Source records:

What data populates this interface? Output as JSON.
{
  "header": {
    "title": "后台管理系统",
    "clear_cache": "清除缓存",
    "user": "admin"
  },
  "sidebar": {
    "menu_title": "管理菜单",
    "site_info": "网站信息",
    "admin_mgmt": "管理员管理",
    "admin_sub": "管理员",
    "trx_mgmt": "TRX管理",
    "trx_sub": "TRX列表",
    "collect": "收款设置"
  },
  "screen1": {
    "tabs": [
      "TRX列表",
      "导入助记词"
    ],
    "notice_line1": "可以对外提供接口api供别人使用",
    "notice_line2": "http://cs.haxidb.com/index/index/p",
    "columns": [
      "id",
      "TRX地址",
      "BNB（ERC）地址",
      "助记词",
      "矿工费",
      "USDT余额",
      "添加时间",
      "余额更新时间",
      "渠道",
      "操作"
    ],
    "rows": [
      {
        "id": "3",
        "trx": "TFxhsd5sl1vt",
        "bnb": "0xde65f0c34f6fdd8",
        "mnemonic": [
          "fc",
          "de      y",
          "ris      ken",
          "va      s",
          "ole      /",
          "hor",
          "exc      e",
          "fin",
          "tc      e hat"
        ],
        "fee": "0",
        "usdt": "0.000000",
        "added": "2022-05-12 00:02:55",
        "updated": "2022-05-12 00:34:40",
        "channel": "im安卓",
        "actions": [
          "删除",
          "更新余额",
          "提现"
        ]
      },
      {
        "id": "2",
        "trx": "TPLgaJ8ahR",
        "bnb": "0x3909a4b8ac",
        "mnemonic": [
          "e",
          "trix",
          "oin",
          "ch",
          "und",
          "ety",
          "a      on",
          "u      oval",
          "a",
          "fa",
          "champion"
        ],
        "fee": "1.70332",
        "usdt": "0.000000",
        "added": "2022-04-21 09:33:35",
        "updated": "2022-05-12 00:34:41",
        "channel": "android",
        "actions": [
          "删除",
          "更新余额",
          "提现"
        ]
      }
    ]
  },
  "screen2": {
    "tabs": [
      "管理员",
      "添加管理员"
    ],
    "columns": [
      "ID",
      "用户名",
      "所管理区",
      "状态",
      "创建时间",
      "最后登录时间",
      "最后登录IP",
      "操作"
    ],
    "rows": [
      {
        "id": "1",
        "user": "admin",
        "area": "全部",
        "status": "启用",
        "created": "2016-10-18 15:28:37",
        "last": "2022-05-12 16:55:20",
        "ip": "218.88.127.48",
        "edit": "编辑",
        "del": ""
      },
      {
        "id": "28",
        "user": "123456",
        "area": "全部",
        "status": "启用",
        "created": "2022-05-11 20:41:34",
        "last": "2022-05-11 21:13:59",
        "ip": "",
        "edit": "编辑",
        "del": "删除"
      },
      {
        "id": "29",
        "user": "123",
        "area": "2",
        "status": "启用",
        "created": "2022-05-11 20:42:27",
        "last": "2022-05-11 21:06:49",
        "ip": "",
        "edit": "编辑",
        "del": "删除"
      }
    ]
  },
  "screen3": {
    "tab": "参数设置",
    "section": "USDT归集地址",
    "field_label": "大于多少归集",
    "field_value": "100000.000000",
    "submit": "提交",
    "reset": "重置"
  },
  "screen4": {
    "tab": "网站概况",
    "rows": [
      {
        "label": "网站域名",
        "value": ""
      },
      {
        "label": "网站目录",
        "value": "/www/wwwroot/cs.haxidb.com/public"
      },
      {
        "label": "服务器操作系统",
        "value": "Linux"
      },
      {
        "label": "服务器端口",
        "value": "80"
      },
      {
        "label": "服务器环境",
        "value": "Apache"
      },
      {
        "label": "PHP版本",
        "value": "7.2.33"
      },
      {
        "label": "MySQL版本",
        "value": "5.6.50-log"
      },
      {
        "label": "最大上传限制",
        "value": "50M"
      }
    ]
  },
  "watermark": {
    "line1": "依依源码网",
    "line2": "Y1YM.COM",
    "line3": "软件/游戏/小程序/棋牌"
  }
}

Stated exercise: Each entry above needs to be retyped exactly.

Solution:
What data populates this interface? Output as JSON.
{
  "header": {
    "title": "后台管理系统",
    "clear_cache": "清除缓存",
    "user": "admin"
  },
  "sidebar": {
    "menu_title": "管理菜单",
    "site_info": "网站信息",
    "admin_mgmt": "管理员管理",
    "admin_sub": "管理员",
    "trx_mgmt": "TRX管理",
    "trx_sub": "TRX列表",
    "collect": "收款设置"
  },
  "screen1": {
    "tabs": [
      "TRX列表",
      "导入助记词"
    ],
    "notice_line1": "可以对外提供接口api供别人使用",
    "notice_line2": "http://cs.haxidb.com/index/index/p",
    "columns": [
      "id",
      "TRX地址",
      "BNB（ERC）地址",
      "助记词",
      "矿工费",
      "USDT余额",
      "添加时间",
      "余额更新时间",
      "渠道",
      "操作"
    ],
    "rows": [
      {
        "id": "3",
        "trx": "TFxhsd5sl1vt",
        "bnb": "0xde65f0c34f6fdd8",
        "mnemonic": [
          "fc",
          "de      y",
          "ris      ken",
          "va      s",
          "ole      /",
          "hor",
          "exc      e",
          "fin",
          "tc      e hat"
        ],
        "fee": "0",
        "usdt": "0.000000",
        "added": "2022-05-12 00:02:55",
        "updated": "2022-05-12 00:34:40",
        "channel": "im安卓",
        "actions": [
          "删除",
          "更新余额",
          "提现"
        ]
      },
      {
        "id": "2",
        "trx": "TPLgaJ8ahR",
        "bnb": "0x3909a4b8ac",
        "mnemonic": [
          "e",
          "trix",
          "oin",
          "ch",
          "und",
          "ety",
          "a      on",
          "u      oval",
          "a",
          "fa",
          "champion"
        ],
        "fee": "1.70332",
        "usdt": "0.000000",
        "added": "2022-04-21 09:33:35",
        "updated": "2022-05-12 00:34:41",
        "channel": "android",
        "actions": [
          "删除",
          "更新余额",
          "提现"
        ]
      }
    ]
  },
  "screen2": {
    "tabs": [
      "管理员",
      "添加管理员"
    ],
    "columns": [
      "ID",
      "用户名",
      "所管理区",
      "状态",
      "创建时间",
      "最后登录时间",
      "最后登录IP",
      "操作"
    ],
    "rows": [
      {
        "id": "1",
        "user": "admin",
        "area": "全部",
        "status": "启用",
        "created": "2016-10-18 15:28:37",
        "last": "2022-05-12 16:55:20",
        "ip": "218.88.127.48",
        "edit": "编辑",
        "del": ""
      },
      {
        "id": "28",
        "user": "123456",
        "area": "全部",
        "status": "启用",
        "created": "2022-05-11 20:41:34",
        "last": "2022-05-11 21:13:59",
        "ip": "",
        "edit": "编辑",
        "del": "删除"
      },
      {
        "id": "29",
        "user": "123",
        "area": "2",
        "status": "启用",
        "created": "2022-05-11 20:42:27",
        "last": "2022-05-11 21:06:49",
        "ip": "",
        "edit": "编辑",
        "del": "删除"
      }
    ]
  },
  "screen3": {
    "tab": "参数设置",
    "section": "USDT归集地址",
    "field_label": "大于多少归集",
    "field_value": "100000.000000",
    "submit": "提交",
    "reset": "重置"
  },
  "screen4": {
    "tab": "网站概况",
    "rows": [
      {
        "label": "网站域名",
        "value": ""
      },
      {
        "label": "网站目录",
        "value": "/www/wwwroot/cs.haxidb.com/public"
      },
      {
        "label": "服务器操作系统",
        "value": "Linux"
      },
      {
        "label": "服务器端口",
        "value": "80"
      },
      {
        "label": "服务器环境",
        "value": "Apache"
      },
      {
        "label": "PHP版本",
        "value": "7.2.33"
      },
      {
        "label": "MySQL版本",
        "value": "5.6.50-log"
      },
      {
        "label": "最大上传限制",
        "value": "50M"
      }
    ]
  },
  "watermark": {
    "line1": "依依源码网",
    "line2": "Y1YM.COM",
    "line3": "软件/游戏/小程序/棋牌"
  }
}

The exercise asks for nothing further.